What is asked -
Determine which lines contain the word "girl", then copy those lines.

★ ★ ★ ★

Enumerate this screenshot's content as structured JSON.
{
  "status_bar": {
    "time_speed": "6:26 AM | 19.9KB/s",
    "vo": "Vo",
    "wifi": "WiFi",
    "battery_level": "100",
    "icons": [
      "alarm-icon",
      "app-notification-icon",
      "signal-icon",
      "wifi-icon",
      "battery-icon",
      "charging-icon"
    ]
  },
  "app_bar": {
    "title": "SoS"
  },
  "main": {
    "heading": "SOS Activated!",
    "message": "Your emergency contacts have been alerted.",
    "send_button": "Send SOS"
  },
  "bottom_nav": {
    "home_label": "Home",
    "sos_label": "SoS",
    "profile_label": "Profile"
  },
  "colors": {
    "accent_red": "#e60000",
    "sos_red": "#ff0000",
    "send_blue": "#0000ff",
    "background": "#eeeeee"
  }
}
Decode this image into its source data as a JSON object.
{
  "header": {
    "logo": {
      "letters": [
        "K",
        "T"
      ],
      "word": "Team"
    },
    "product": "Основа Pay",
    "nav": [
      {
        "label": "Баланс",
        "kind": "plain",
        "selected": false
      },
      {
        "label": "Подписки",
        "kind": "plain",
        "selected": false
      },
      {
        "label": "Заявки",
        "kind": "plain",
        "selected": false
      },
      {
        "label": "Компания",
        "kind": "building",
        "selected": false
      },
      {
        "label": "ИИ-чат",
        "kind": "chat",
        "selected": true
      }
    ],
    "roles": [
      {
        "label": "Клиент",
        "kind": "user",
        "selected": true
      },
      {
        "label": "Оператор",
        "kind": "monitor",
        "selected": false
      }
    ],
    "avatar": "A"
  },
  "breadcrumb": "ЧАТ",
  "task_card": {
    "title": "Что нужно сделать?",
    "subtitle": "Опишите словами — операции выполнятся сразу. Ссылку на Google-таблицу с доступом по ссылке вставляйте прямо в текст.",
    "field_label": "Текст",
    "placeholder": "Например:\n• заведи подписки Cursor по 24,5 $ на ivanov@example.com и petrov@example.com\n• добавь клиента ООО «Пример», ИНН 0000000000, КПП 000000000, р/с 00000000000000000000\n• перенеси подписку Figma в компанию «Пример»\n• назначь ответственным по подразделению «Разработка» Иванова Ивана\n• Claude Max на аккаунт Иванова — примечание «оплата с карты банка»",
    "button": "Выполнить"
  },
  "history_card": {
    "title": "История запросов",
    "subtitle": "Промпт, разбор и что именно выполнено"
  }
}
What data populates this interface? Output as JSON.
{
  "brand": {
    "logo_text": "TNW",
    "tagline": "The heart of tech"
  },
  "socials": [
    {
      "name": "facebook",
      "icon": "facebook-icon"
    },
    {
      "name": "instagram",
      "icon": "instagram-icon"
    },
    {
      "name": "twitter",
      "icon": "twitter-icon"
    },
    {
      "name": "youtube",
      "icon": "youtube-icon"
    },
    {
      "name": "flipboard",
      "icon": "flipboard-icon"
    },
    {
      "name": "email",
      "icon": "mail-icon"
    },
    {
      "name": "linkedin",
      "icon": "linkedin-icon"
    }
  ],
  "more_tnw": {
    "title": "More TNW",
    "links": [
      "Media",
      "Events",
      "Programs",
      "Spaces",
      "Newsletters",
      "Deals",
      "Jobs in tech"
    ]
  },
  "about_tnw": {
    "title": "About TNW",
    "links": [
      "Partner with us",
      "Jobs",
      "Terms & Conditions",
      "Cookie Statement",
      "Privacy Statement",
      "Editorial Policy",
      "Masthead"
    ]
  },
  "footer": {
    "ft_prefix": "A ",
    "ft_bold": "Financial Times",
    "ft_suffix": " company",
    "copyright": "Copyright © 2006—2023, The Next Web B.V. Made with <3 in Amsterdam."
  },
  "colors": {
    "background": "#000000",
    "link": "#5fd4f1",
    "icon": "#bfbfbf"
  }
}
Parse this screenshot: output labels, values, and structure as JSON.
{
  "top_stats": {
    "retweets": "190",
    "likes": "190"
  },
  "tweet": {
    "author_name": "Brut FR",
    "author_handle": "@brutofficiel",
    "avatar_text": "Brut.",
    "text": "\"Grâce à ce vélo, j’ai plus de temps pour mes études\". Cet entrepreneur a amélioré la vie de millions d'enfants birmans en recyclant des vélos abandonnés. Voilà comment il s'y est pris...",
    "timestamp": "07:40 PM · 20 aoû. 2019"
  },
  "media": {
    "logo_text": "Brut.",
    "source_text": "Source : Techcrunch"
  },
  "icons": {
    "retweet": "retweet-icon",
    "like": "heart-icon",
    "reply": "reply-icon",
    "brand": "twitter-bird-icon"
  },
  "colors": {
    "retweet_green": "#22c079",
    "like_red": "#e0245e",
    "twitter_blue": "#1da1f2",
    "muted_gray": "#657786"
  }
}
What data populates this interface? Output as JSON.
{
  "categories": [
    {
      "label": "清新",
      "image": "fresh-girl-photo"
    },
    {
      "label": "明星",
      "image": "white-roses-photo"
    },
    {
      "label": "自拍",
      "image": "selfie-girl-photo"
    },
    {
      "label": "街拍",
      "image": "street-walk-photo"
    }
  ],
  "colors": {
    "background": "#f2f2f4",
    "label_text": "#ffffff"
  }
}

★ ★ ★ ★

Solved exercise -
      "image": "fresh-girl-photo"
      "image": "selfie-girl-photo"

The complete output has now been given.